>>>
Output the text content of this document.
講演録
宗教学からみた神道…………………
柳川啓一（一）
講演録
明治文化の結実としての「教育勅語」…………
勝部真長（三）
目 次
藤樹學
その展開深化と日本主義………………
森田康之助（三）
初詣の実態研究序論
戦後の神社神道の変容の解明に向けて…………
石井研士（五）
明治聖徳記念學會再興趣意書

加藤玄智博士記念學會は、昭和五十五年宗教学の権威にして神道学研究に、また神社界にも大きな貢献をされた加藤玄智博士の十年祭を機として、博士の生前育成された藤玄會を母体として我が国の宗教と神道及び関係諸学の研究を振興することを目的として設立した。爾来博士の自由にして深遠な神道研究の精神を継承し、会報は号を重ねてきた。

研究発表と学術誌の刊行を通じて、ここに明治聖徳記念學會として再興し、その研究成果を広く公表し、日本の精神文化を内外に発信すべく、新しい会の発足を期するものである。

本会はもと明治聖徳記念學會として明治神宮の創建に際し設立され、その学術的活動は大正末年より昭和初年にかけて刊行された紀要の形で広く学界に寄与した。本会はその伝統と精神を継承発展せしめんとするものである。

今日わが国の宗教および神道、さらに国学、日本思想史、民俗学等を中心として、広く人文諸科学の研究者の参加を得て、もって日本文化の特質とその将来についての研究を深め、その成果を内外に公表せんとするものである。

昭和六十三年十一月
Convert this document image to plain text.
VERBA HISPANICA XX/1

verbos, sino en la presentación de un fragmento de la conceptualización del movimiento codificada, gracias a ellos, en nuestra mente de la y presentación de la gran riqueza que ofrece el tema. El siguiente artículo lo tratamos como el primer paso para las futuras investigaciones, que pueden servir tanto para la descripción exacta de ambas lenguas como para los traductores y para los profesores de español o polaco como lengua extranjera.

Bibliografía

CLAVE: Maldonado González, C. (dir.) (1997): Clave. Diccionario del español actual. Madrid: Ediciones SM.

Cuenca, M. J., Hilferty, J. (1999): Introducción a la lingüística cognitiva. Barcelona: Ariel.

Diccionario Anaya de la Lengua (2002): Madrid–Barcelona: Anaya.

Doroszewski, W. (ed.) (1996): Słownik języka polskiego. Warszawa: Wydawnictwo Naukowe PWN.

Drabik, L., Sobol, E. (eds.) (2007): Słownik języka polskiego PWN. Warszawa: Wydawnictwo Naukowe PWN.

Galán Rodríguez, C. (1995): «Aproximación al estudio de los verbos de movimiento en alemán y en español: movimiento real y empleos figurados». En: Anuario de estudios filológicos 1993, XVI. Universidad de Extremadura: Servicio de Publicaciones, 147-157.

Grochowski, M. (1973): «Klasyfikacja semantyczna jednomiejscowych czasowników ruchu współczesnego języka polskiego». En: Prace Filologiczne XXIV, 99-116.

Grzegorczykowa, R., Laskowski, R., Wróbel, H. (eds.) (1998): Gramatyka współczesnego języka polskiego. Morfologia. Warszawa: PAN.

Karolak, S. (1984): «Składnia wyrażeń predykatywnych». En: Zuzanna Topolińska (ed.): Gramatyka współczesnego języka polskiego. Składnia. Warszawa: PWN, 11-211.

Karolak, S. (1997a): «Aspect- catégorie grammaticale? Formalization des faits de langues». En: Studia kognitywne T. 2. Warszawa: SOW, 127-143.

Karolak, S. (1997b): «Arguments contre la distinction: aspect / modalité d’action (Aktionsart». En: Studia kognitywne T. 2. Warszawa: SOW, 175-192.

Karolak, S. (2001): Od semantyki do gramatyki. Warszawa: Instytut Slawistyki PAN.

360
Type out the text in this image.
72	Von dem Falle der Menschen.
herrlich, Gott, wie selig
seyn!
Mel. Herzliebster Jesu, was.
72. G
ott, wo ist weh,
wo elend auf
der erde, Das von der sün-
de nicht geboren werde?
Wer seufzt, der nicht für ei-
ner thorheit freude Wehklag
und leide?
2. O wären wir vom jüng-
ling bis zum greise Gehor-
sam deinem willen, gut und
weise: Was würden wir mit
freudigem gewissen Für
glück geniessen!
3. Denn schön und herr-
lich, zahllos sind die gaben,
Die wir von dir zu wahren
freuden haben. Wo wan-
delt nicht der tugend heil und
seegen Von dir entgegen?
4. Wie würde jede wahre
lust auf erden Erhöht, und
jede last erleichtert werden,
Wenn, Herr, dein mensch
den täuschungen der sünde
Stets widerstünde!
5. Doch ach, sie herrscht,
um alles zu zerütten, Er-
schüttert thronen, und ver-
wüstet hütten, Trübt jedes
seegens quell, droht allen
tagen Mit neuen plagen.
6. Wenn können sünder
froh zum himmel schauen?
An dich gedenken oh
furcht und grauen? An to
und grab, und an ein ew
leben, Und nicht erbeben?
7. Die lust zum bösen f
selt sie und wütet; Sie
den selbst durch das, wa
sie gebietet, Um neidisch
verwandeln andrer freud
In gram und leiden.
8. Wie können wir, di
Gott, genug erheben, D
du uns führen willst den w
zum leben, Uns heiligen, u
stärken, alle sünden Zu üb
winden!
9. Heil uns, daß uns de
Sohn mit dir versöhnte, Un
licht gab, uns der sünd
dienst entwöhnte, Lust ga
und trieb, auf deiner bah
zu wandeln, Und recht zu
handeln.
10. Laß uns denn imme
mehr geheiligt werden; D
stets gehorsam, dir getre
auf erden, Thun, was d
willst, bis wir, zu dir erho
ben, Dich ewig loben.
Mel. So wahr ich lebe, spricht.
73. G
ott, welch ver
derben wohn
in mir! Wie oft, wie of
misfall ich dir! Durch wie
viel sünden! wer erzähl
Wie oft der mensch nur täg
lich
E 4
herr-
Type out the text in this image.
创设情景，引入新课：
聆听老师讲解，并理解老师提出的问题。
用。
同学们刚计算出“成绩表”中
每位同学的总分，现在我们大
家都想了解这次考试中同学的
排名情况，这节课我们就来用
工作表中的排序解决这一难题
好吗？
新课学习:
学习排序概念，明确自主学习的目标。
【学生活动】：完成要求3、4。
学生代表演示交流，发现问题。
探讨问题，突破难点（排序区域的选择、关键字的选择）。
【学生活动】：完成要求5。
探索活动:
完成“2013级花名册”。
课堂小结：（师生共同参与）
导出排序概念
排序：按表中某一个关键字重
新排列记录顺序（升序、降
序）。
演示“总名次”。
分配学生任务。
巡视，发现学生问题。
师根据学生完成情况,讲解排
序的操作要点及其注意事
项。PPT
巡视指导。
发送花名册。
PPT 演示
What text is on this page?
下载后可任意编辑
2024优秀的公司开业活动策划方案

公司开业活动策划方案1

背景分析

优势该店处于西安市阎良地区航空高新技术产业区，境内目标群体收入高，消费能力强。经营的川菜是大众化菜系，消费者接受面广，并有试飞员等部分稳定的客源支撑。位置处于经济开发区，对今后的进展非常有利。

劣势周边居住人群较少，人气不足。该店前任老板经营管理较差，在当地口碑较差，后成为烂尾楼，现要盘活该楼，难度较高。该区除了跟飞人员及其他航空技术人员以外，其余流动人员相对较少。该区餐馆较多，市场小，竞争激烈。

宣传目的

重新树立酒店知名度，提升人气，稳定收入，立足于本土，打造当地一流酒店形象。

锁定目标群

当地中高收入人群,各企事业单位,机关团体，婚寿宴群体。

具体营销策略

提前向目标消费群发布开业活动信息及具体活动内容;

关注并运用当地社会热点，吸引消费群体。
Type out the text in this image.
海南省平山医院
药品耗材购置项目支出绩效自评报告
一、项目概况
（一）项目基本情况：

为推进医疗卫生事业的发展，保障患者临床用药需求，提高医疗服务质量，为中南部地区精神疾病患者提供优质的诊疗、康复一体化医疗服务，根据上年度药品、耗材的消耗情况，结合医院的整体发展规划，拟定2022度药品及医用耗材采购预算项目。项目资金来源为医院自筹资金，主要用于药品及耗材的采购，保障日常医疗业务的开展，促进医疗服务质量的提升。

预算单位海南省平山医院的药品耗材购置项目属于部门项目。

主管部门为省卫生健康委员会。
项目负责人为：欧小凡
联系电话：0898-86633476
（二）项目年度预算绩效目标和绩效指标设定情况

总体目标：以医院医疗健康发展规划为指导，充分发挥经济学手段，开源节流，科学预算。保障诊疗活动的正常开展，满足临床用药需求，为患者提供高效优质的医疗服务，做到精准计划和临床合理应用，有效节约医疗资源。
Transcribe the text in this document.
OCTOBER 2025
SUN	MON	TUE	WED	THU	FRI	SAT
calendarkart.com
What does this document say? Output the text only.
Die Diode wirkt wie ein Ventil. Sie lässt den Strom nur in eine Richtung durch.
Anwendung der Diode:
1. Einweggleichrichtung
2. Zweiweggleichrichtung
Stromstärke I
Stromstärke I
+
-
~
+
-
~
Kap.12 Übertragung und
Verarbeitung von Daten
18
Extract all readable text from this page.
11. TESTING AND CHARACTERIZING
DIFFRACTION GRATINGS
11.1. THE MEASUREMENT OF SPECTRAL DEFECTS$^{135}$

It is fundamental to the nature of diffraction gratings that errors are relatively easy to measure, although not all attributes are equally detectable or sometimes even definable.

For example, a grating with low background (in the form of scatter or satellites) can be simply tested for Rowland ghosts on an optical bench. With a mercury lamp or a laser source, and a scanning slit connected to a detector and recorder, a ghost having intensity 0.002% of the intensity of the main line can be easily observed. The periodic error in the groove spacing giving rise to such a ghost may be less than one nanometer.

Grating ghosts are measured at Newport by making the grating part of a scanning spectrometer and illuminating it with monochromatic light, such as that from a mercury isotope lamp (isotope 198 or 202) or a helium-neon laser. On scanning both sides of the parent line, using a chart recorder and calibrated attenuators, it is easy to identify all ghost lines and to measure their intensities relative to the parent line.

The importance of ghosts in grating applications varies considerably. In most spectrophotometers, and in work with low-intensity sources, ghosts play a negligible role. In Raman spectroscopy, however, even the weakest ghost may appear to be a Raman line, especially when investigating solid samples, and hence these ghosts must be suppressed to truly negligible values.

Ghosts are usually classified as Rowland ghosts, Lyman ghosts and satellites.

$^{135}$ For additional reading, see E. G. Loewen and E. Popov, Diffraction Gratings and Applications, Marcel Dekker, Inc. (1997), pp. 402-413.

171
<<<
**DIRECTION:** Identify every line holding the word "from" and copy it out.

**FINAL ANSWER:**
Extract all readable text from this page.
Grating ghosts are measured at Newport by making the grating part of a scanning spectrometer and illuminating it with monochromatic light, such as that from a mercury isotope lamp (isotope 198 or 202) or a helium-neon laser. On scanning both sides of the parent line, using a chart recorder and calibrated attenuators, it is easy to identify all ghost lines and to measure their intensities relative to the parent line.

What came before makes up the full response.